**Records about charts and figures**

☆ ☆ ☆

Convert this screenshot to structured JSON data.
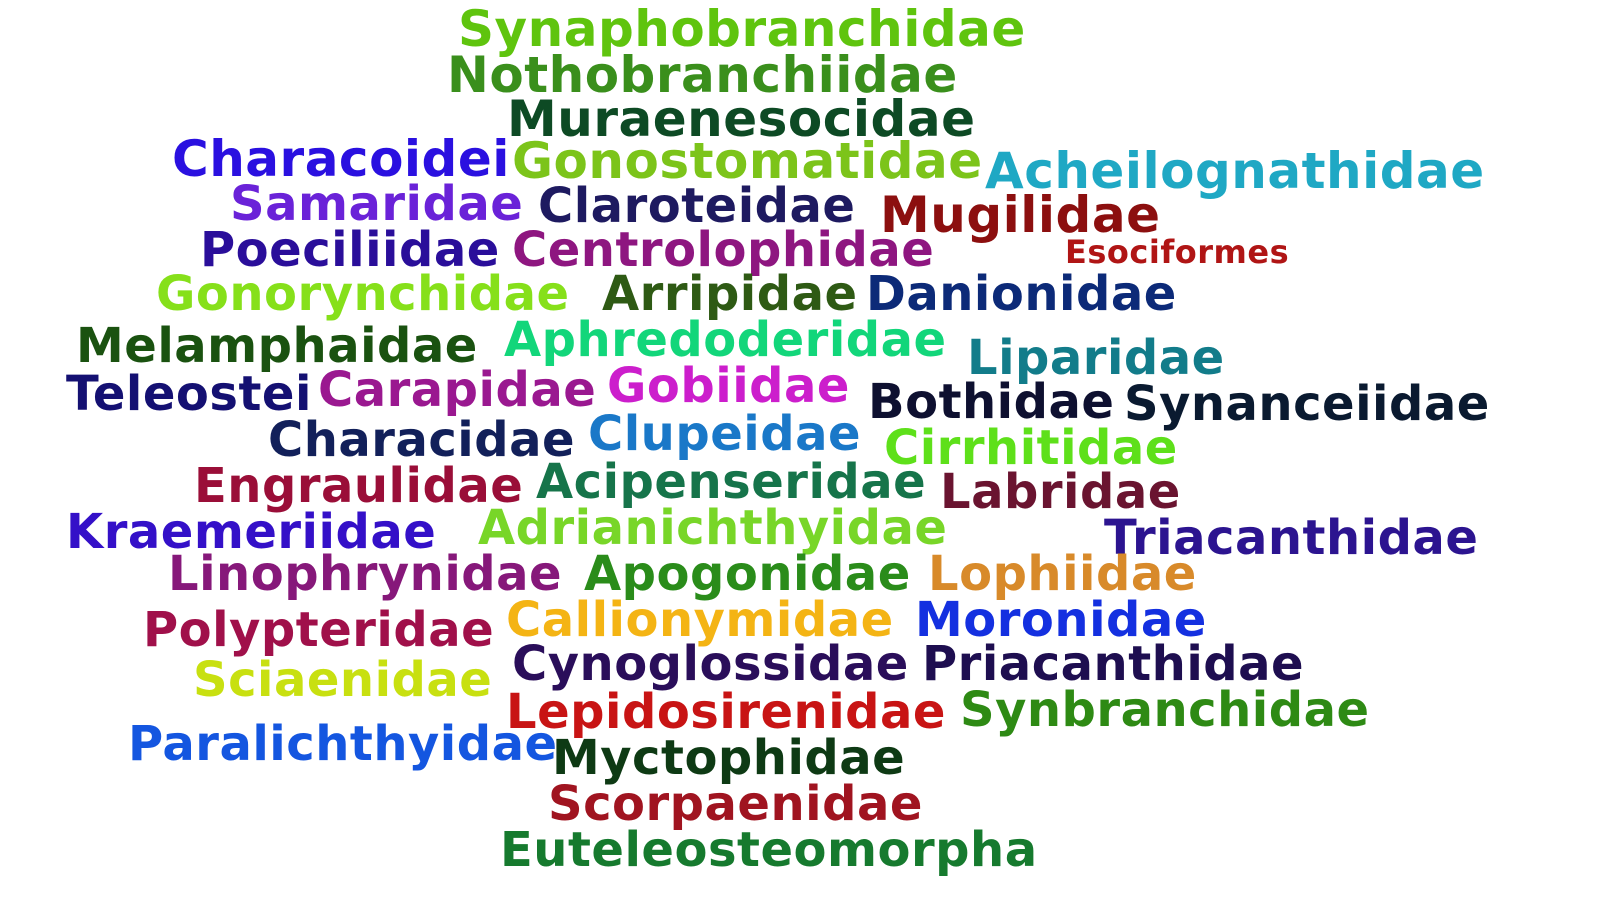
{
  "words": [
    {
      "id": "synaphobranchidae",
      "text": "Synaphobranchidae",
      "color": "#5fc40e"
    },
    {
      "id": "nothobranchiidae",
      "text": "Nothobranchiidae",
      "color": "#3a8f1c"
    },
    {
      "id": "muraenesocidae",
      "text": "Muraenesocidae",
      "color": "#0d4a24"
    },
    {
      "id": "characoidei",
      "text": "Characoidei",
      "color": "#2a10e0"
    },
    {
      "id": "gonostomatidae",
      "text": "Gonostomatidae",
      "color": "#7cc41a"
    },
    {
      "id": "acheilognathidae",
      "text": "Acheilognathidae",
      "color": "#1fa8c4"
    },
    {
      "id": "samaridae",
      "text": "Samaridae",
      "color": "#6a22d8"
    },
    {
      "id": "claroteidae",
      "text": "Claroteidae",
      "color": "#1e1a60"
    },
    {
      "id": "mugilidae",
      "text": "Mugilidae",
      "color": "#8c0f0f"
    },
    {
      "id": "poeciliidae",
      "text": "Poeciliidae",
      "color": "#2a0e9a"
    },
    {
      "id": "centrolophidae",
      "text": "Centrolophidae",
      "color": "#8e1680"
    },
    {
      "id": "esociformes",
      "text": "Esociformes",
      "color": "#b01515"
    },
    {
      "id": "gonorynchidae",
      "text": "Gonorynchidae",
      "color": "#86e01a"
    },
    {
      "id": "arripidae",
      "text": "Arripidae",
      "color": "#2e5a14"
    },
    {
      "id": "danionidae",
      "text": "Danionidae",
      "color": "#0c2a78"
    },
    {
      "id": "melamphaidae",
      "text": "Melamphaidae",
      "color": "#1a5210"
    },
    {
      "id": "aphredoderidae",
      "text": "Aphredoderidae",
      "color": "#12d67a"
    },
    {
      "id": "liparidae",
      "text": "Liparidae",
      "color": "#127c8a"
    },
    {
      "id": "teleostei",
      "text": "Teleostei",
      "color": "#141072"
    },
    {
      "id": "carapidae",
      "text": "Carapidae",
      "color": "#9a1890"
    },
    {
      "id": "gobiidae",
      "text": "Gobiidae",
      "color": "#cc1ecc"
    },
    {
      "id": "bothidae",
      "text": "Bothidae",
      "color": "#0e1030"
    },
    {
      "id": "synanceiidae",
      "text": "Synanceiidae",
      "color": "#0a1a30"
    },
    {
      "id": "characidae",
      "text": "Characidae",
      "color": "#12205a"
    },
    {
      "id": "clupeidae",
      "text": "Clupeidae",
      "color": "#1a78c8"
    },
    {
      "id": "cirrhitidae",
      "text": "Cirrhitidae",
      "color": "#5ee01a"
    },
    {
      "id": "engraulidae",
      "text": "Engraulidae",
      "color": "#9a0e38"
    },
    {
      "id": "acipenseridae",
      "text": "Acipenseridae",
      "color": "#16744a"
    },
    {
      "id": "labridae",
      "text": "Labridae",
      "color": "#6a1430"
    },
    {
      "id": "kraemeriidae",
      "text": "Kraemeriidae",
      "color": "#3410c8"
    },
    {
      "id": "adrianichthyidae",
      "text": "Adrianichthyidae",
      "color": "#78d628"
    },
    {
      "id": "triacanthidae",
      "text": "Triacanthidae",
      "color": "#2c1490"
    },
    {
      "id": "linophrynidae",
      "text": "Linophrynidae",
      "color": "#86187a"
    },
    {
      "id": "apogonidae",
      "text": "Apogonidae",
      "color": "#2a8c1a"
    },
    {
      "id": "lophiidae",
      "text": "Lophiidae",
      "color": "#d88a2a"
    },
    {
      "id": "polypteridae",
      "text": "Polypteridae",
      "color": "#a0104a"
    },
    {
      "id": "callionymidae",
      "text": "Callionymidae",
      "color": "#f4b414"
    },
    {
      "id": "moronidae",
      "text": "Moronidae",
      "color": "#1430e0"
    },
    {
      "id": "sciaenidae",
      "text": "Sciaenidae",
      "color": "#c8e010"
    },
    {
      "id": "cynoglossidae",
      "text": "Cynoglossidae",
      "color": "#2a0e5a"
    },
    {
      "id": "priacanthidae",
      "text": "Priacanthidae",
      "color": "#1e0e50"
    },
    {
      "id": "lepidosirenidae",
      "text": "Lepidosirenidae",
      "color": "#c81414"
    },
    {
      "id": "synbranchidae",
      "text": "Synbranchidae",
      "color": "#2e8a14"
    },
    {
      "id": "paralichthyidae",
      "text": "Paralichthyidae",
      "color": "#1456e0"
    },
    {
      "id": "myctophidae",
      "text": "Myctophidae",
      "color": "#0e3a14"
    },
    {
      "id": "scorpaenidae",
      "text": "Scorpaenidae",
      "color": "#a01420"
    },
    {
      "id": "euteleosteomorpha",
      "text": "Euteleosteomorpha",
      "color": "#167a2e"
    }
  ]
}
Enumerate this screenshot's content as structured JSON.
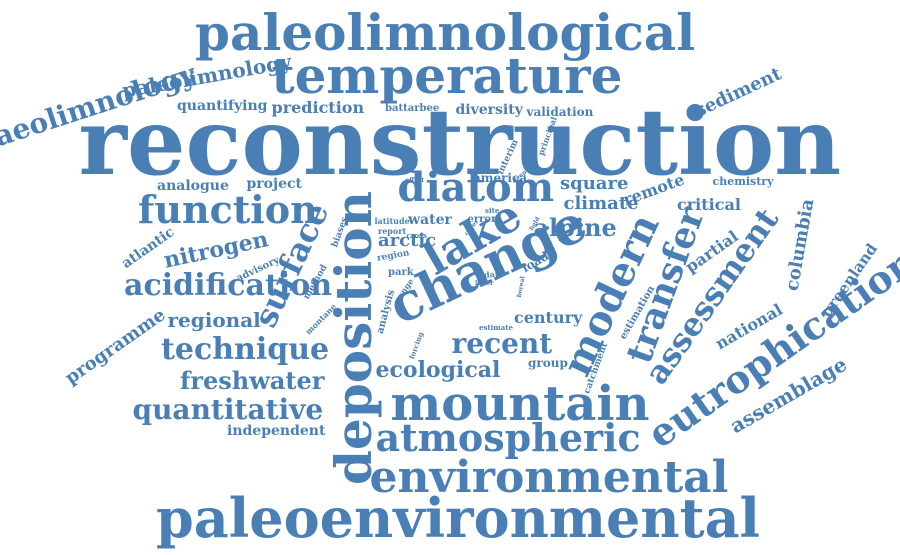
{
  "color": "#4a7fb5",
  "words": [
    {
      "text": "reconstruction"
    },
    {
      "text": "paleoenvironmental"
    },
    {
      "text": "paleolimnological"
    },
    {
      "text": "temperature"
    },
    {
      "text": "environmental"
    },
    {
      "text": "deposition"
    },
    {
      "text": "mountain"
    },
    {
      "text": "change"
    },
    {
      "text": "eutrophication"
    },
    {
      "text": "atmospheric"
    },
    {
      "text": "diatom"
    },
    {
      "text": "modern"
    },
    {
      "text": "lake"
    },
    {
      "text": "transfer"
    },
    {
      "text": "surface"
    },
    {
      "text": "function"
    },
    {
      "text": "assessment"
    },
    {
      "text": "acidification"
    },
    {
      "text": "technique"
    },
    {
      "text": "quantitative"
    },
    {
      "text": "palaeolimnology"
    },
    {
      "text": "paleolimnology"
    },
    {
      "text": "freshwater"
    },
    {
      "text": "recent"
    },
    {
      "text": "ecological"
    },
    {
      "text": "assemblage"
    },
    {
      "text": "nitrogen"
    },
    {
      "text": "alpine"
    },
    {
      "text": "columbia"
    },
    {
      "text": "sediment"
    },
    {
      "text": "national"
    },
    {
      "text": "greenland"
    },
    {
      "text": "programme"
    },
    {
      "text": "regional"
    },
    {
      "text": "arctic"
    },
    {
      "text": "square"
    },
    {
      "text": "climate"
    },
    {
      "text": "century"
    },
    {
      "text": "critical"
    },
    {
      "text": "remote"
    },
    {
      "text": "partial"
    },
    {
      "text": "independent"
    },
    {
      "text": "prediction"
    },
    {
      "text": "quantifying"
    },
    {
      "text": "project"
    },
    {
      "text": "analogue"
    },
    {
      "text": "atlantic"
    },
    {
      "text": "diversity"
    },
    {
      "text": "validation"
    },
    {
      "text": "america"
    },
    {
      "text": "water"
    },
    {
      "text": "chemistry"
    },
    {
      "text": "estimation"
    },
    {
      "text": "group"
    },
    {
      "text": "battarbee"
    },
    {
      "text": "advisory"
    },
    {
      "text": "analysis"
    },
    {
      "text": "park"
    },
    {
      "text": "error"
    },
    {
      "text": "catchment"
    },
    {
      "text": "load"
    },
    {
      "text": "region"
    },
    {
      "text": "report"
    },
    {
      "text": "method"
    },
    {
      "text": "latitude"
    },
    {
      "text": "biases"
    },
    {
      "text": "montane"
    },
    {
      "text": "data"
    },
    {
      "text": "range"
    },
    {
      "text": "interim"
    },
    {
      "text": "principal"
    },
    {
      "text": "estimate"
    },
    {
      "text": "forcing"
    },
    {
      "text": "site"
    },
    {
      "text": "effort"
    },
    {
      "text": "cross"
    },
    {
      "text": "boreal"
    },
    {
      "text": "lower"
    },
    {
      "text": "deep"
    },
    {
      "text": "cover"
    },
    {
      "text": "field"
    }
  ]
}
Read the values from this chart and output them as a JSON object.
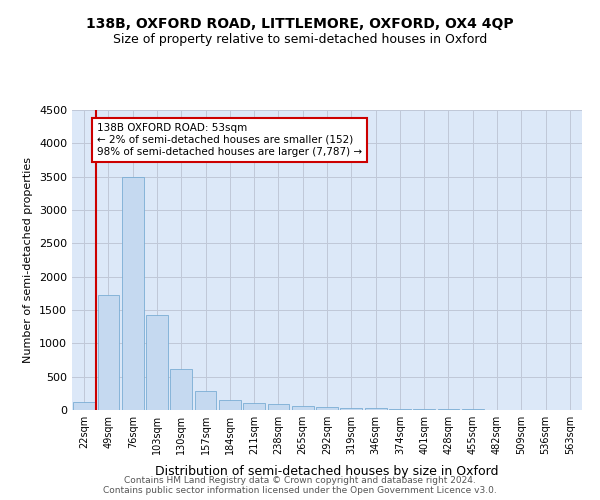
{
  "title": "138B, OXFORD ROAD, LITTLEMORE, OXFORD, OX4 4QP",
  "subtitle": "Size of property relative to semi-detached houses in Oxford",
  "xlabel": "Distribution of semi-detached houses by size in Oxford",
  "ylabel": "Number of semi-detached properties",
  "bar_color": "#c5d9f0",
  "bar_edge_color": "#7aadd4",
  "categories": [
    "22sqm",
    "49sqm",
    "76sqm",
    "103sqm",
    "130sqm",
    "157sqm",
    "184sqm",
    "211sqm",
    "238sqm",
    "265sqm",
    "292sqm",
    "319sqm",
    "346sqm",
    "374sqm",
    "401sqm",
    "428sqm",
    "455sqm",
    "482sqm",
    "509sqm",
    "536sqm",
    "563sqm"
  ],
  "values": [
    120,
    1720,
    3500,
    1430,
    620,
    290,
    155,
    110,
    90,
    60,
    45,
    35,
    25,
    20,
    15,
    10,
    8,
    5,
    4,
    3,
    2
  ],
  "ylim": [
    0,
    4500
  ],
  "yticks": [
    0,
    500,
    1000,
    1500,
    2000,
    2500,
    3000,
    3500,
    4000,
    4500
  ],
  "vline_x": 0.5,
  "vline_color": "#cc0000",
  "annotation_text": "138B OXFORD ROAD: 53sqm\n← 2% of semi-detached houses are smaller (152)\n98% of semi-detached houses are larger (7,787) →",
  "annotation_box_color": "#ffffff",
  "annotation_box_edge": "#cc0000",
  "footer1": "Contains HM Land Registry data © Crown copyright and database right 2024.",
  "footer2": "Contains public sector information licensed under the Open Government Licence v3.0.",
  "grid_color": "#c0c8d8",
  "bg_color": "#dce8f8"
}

☆ ☆ ☆

**Your objective**
Report back each line of the entries that holds the string "JSON".

**Result of this exercise**
Convert this screenshot to structured JSON data.
Enumerate this screenshot's content as structured JSON.
Read the values from this chart and output them as a JSON object.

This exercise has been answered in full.